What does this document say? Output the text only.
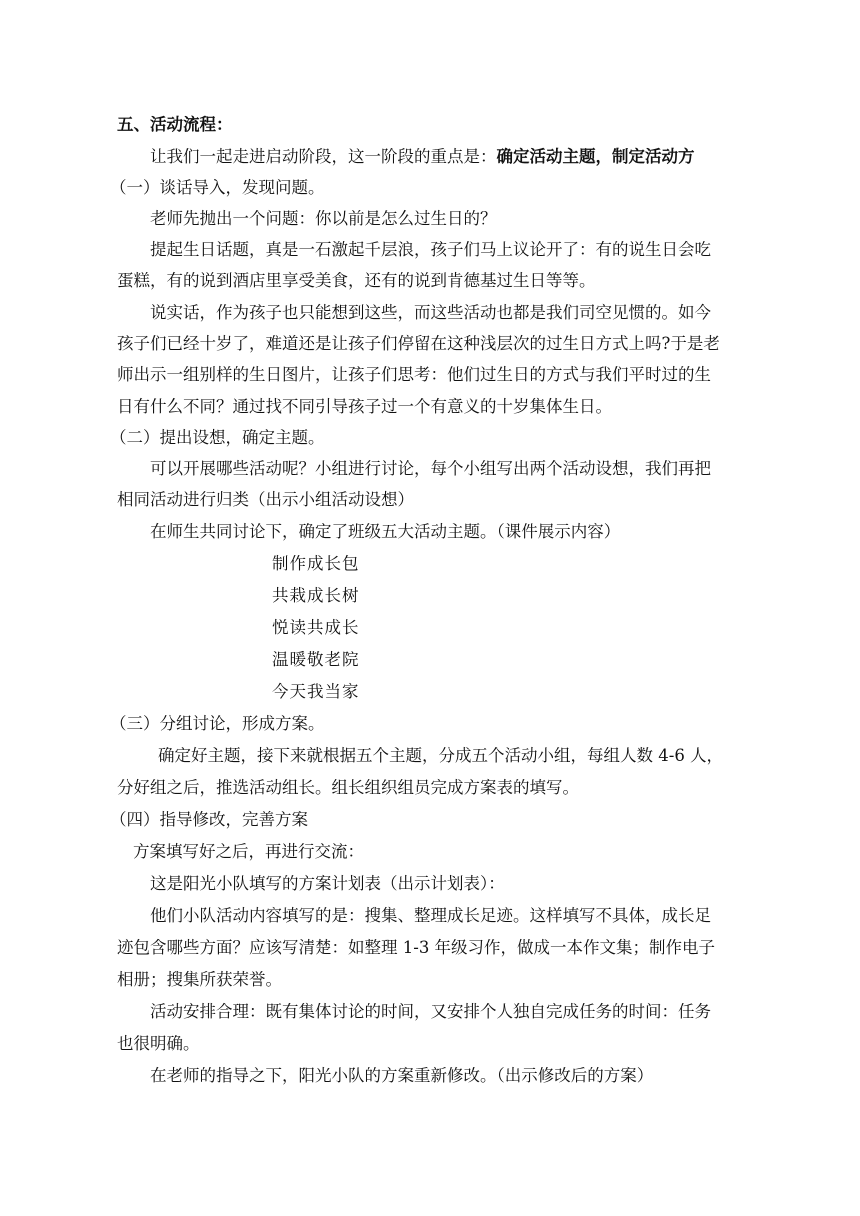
五、活动流程：
让我们一起走进启动阶段，这一阶段的重点是：确定活动主题，制定活动方
（一）谈话导入，发现问题。
老师先抛出一个问题：你以前是怎么过生日的？
提起生日话题，真是一石激起千层浪，孩子们马上议论开了：有的说生日会吃
蛋糕，有的说到酒店里享受美食，还有的说到肯德基过生日等等。
说实话，作为孩子也只能想到这些，而这些活动也都是我们司空见惯的。如今
孩子们已经十岁了，难道还是让孩子们停留在这种浅层次的过生日方式上吗?于是老
师出示一组别样的生日图片，让孩子们思考：他们过生日的方式与我们平时过的生
日有什么不同？通过找不同引导孩子过一个有意义的十岁集体生日。
（二）提出设想，确定主题。
可以开展哪些活动呢？小组进行讨论，每个小组写出两个活动设想，我们再把
相同活动进行归类（出示小组活动设想）
在师生共同讨论下，确定了班级五大活动主题。（课件展示内容）
制作成长包
共栽成长树
悦读共成长
温暖敬老院
今天我当家
（三）分组讨论，形成方案。
确定好主题，接下来就根据五个主题，分成五个活动小组，每组人数 4-6 人，
分好组之后，推选活动组长。组长组织组员完成方案表的填写。
（四）指导修改，完善方案
方案填写好之后，再进行交流：
这是阳光小队填写的方案计划表（出示计划表）：
他们小队活动内容填写的是：搜集、整理成长足迹。这样填写不具体，成长足
迹包含哪些方面？应该写清楚：如整理 1-3 年级习作，做成一本作文集；制作电子
相册；搜集所获荣誉。
活动安排合理：既有集体讨论的时间，又安排个人独自完成任务的时间：任务
也很明确。
在老师的指导之下，阳光小队的方案重新修改。（出示修改后的方案）
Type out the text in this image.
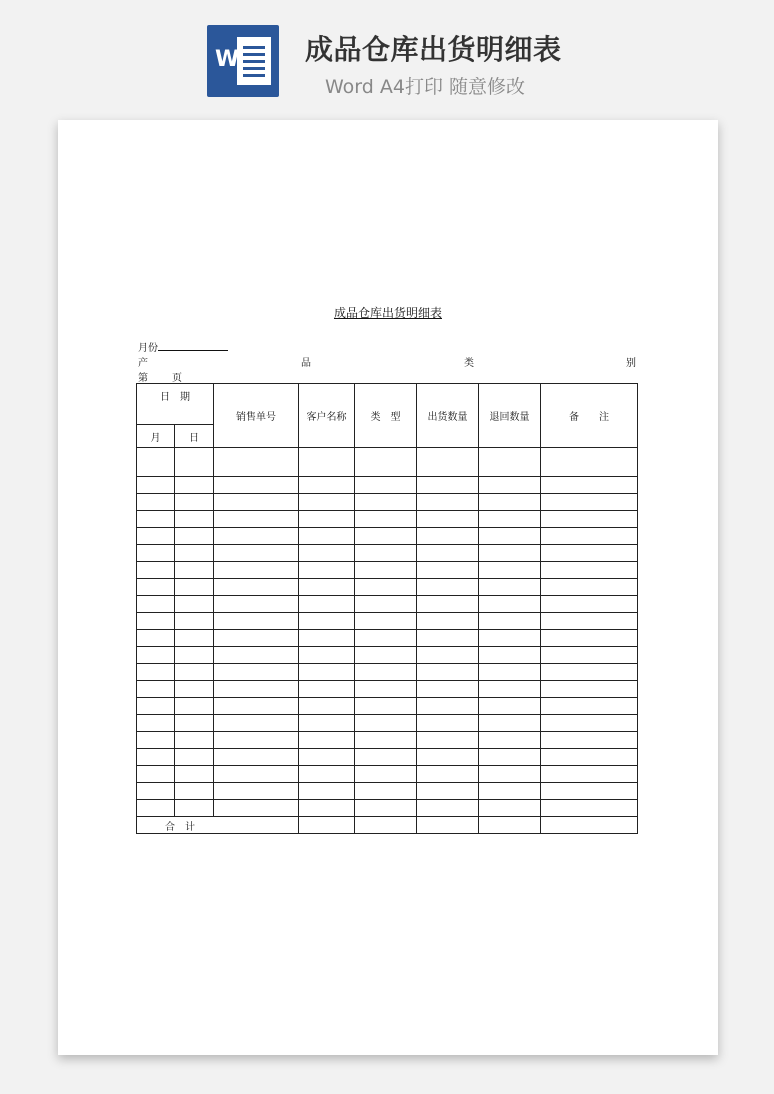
W 成品仓库出货明细表
Word A4打印 随意修改
成品仓库出货明细表
月份
产	品	类	别
第 页
日　期		销售单号	客户名称	类　型	出货数量	退回数量	备　　注
月	日						

合　计							
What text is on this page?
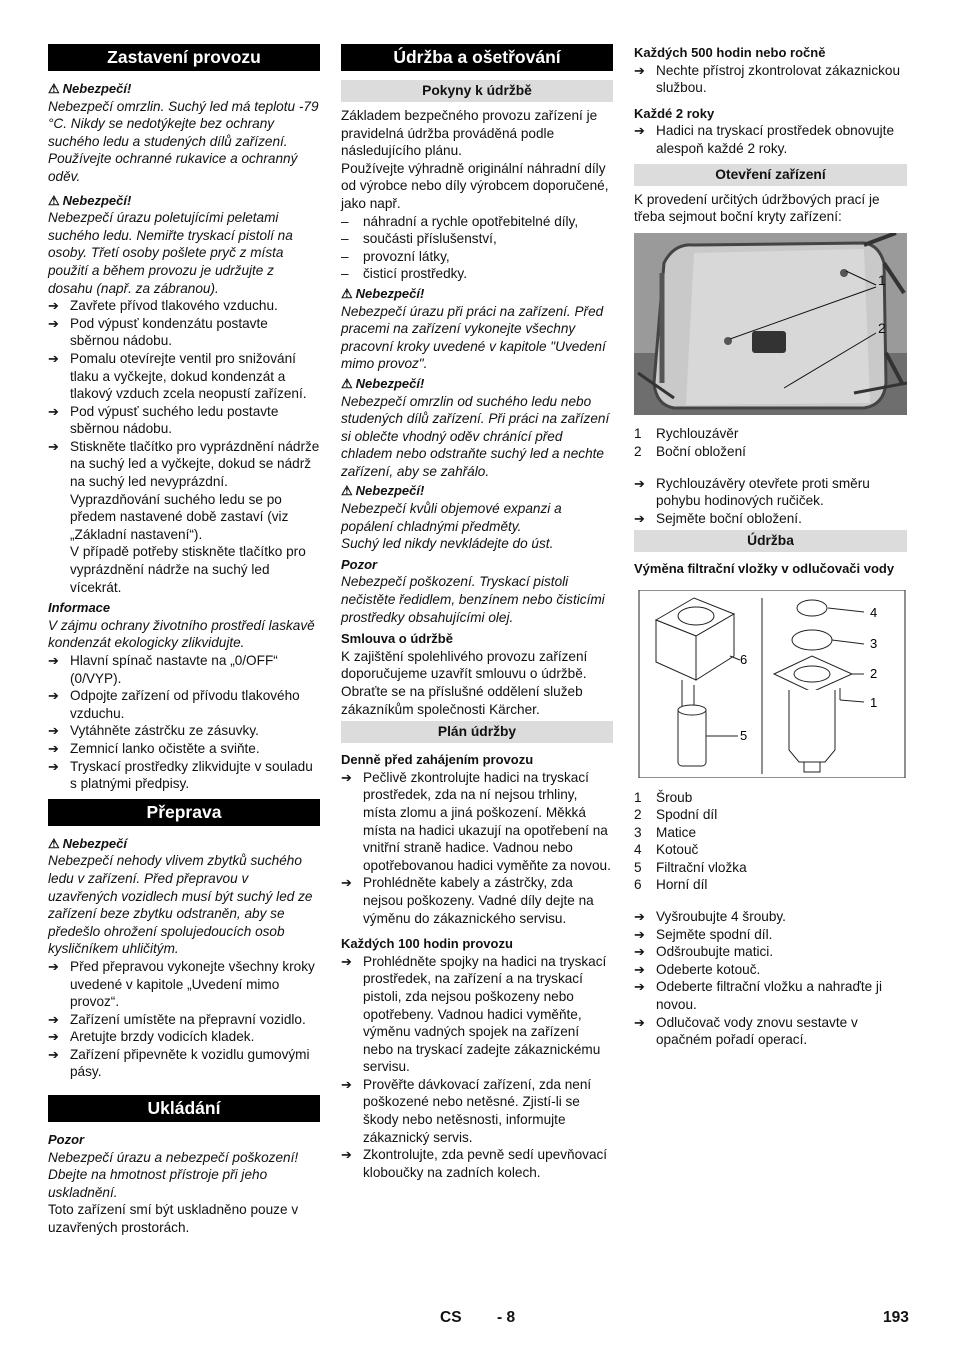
Zastavení provozu
⚠ Nebezpečí!

Nebezpečí omrzlin. Suchý led má teplotu -79 °C. Nikdy se nedotýkejte bez ochrany suchého ledu a studených dílů zařízení. Používejte ochranné rukavice a ochranný oděv.

⚠ Nebezpečí!

Nebezpečí úrazu poletujícími peletami suchého ledu. Nemiřte tryskací pistolí na osoby. Třetí osoby pošlete pryč z místa použití a během provozu je udržujte z dosahu (např. za zábranou).

➔ Zavřete přívod tlakového vzduchu.
➔ Pod výpusť kondenzátu postavte sběrnou nádobu.
➔ Pomalu otevírejte ventil pro snižování tlaku a vyčkejte, dokud kondenzát a tlakový vzduch zcela neopustí zařízení.
➔ Pod výpusť suchého ledu postavte sběrnou nádobu.
➔ Stiskněte tlačítko pro vyprázdnění nádrže na suchý led a vyčkejte, dokud se nádrž na suchý led nevyprázdní.

Vyprazdňování suchého ledu se po předem nastavené době zastaví (viz „Základní nastavení“).

V případě potřeby stiskněte tlačítko pro vyprázdnění nádrže na suchý led vícekrát.

Informace

V zájmu ochrany životního prostředí laskavě kondenzát ekologicky zlikvidujte.

➔ Hlavní spínač nastavte na „0/OFF“ (0/VYP).
➔ Odpojte zařízení od přívodu tlakového vzduchu.
➔ Vytáhněte zástrčku ze zásuvky.
➔ Zemnicí lanko očistěte a sviňte.
➔ Tryskací prostředky zlikvidujte v souladu s platnými předpisy.
Přeprava
⚠ Nebezpečí

Nebezpečí nehody vlivem zbytků suchého ledu v zařízení. Před přepravou v uzavřených vozidlech musí být suchý led ze zařízení beze zbytku odstraněn, aby se předešlo ohrožení spolujedoucích osob kysličníkem uhličitým.

➔ Před přepravou vykonejte všechny kroky uvedené v kapitole „Uvedení mimo provoz“.
➔ Zařízení umístěte na přepravní vozidlo.
➔ Aretujte brzdy vodicích kladek.
➔ Zařízení připevněte k vozidlu gumovými pásy.
Ukládání
Pozor

Nebezpečí úrazu a nebezpečí poškození! Dbejte na hmotnost přístroje při jeho uskladnění.

Toto zařízení smí být uskladněno pouze v uzavřených prostorách.

Údržba a ošetřování
Pokyny k údržbě

Základem bezpečného provozu zařízení je pravidelná údržba prováděná podle následujícího plánu.

Používejte výhradně originální náhradní díly od výrobce nebo díly výrobcem doporučené, jako např.

–	náhradní a rychle opotřebitelné díly,
–	součásti příslušenství,
–	provozní látky,
–	čisticí prostředky.
⚠ Nebezpečí!

Nebezpečí úrazu při práci na zařízení. Před pracemi na zařízení vykonejte všechny pracovní kroky uvedené v kapitole "Uvedení mimo provoz".

⚠ Nebezpečí!

Nebezpečí omrzlin od suchého ledu nebo studených dílů zařízení. Při práci na zařízení si oblečte vhodný oděv chránící před chladem nebo odstraňte suchý led a nechte zařízení, aby se zahřálo.

⚠ Nebezpečí!

Nebezpečí kvůli objemové expanzi a popálení chladnými předměty.

Suchý led nikdy nevkládejte do úst.

Pozor

Nebezpečí poškození. Tryskací pistoli nečistěte ředidlem, benzínem nebo čisticími prostředky obsahujícími olej.

Smlouva o údržbě

K zajištění spolehlivého provozu zařízení doporučujeme uzavřít smlouvu o údržbě. Obraťte se na příslušné oddělení služeb zákazníkům společnosti Kärcher.

Plán údržby
Denně před zahájením provozu
➔ Pečlivě zkontrolujte hadici na tryskací prostředek, zda na ní nejsou trhliny, místa zlomu a jiná poškození. Měkká místa na hadici ukazují na opotřebení na vnitřní straně hadice. Vadnou nebo opotřebovanou hadici vyměňte za novou.
➔ Prohlédněte kabely a zástrčky, zda nejsou poškozeny. Vadné díly dejte na výměnu do zákaznického servisu.
Každých 100 hodin provozu
➔ Prohlédněte spojky na hadici na tryskací prostředek, na zařízení a na tryskací pistoli, zda nejsou poškozeny nebo opotřebeny. Vadnou hadici vyměňte, výměnu vadných spojek na zařízení nebo na tryskací zadejte zákaznickému servisu.
➔ Prověřte dávkovací zařízení, zda není poškozené nebo netěsné. Zjistí-li se škody nebo netěsnosti, informujte zákaznický servis.
➔ Zkontrolujte, zda pevně sedí upevňovací kloboučky na zadních kolech.
Každých 500 hodin nebo ročně
➔ Nechte přístroj zkontrolovat zákaznickou službou.
Každé 2 roky
➔ Hadici na tryskací prostředek obnovujte alespoň každé 2 roky.
Otevření zařízení

K provedení určitých údržbových prací je třeba sejmout boční kryty zařízení:

1
2
1	Rychlouzávěr
2	Boční obložení
➔ Rychlouzávěry otevřete proti směru pohybu hodinových ručiček.
➔ Sejměte boční obložení.
Údržba
Výměna filtrační vložky v odlučovači vody
6
5
4
3
2
1
1	Šroub
2	Spodní díl
3	Matice
4	Kotouč
5	Filtrační vložka
6	Horní díl
➔ Vyšroubujte 4 šrouby.
➔ Sejměte spodní díl.
➔ Odšroubujte matici.
➔ Odeberte kotouč.
➔ Odeberte filtrační vložku a nahraďte ji novou.
➔ Odlučovač vody znovu sestavte v opačném pořadí operací.
CS - 8	193
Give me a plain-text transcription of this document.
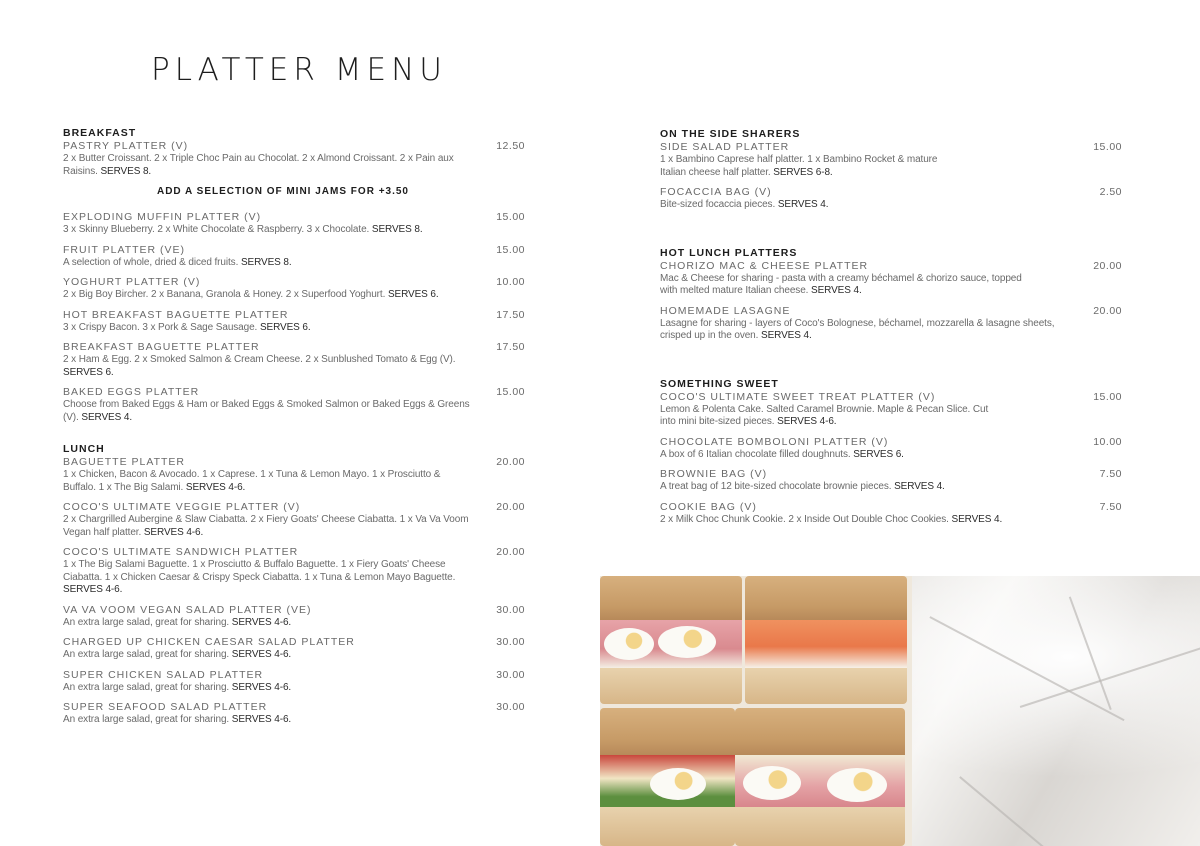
PLATTER MENU
BREAKFAST
PASTRY PLATTER (V)	12.50
2 x Butter Croissant. 2 x Triple Choc Pain au Chocolat. 2 x Almond Croissant. 2 x Pain aux Raisins. SERVES 8.
ADD A SELECTION OF MINI JAMS FOR +3.50
EXPLODING MUFFIN PLATTER (V)	15.00
3 x Skinny Blueberry. 2 x White Chocolate & Raspberry. 3 x Chocolate. SERVES 8.
FRUIT PLATTER (VE)	15.00
A selection of whole, dried & diced fruits. SERVES 8.
YOGHURT PLATTER (V)	10.00
2 x Big Boy Bircher. 2 x Banana, Granola & Honey. 2 x Superfood Yoghurt. SERVES 6.
HOT BREAKFAST BAGUETTE PLATTER	17.50
3 x Crispy Bacon. 3 x Pork & Sage Sausage. SERVES 6.
BREAKFAST BAGUETTE PLATTER	17.50
2 x Ham & Egg. 2 x Smoked Salmon & Cream Cheese. 2 x Sunblushed Tomato & Egg (V). SERVES 6.
BAKED EGGS PLATTER	15.00
Choose from Baked Eggs & Ham or Baked Eggs & Smoked Salmon or Baked Eggs & Greens (V). SERVES 4.
LUNCH
BAGUETTE PLATTER	20.00
1 x Chicken, Bacon & Avocado. 1 x Caprese. 1 x Tuna & Lemon Mayo. 1 x Prosciutto & Buffalo. 1 x The Big Salami. SERVES 4-6.
COCO'S ULTIMATE VEGGIE PLATTER (V)	20.00
2 x Chargrilled Aubergine & Slaw Ciabatta. 2 x Fiery Goats' Cheese Ciabatta. 1 x Va Va Voom Vegan half platter. SERVES 4-6.
COCO'S ULTIMATE SANDWICH PLATTER	20.00
1 x The Big Salami Baguette. 1 x Prosciutto & Buffalo Baguette. 1 x Fiery Goats' Cheese Ciabatta. 1 x Chicken Caesar & Crispy Speck Ciabatta. 1 x Tuna & Lemon Mayo Baguette. SERVES 4-6.
VA VA VOOM VEGAN SALAD PLATTER (VE)	30.00
An extra large salad, great for sharing. SERVES 4-6.
CHARGED UP CHICKEN CAESAR SALAD PLATTER	30.00
An extra large salad, great for sharing. SERVES 4-6.
SUPER CHICKEN SALAD PLATTER	30.00
An extra large salad, great for sharing. SERVES 4-6.
SUPER SEAFOOD SALAD PLATTER	30.00
An extra large salad, great for sharing. SERVES 4-6.
ON THE SIDE SHARERS
SIDE SALAD PLATTER	15.00
1 x Bambino Caprese half platter. 1 x Bambino Rocket & mature Italian cheese half platter. SERVES 6-8.
FOCACCIA BAG (V)	2.50
Bite-sized focaccia pieces. SERVES 4.
HOT LUNCH PLATTERS
CHORIZO MAC & CHEESE PLATTER	20.00
Mac & Cheese for sharing - pasta with a creamy béchamel & chorizo sauce, topped with melted mature Italian cheese. SERVES 4.
HOMEMADE LASAGNE	20.00
Lasagne for sharing - layers of Coco's Bolognese, béchamel, mozzarella & lasagne sheets, crisped up in the oven. SERVES 4.
SOMETHING SWEET
COCO'S ULTIMATE SWEET TREAT PLATTER (V)	15.00
Lemon & Polenta Cake. Salted Caramel Brownie. Maple & Pecan Slice. Cut into mini bite-sized pieces. SERVES 4-6.
CHOCOLATE BOMBOLONI PLATTER (V)	10.00
A box of 6 Italian chocolate filled doughnuts. SERVES 6.
BROWNIE BAG (V)	7.50
A treat bag of 12 bite-sized chocolate brownie pieces. SERVES 4.
COOKIE BAG (V)	7.50
2 x Milk Choc Chunk Cookie. 2 x Inside Out Double Choc Cookies. SERVES 4.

+++

▸ **Task statement**
Find and copy each line above that includes the string "Tuna".

▸ **Correct response**
1 x Chicken, Bacon & Avocado. 1 x Caprese. 1 x Tuna & Lemon Mayo. 1 x Prosciutto & Buffalo. 1 x The Big Salami. SERVES 4-6.
1 x The Big Salami Baguette. 1 x Prosciutto & Buffalo Baguette. 1 x Fiery Goats' Cheese Ciabatta. 1 x Chicken Caesar & Crispy Speck Ciabatta. 1 x Tuna & Lemon Mayo Baguette. SERVES 4-6.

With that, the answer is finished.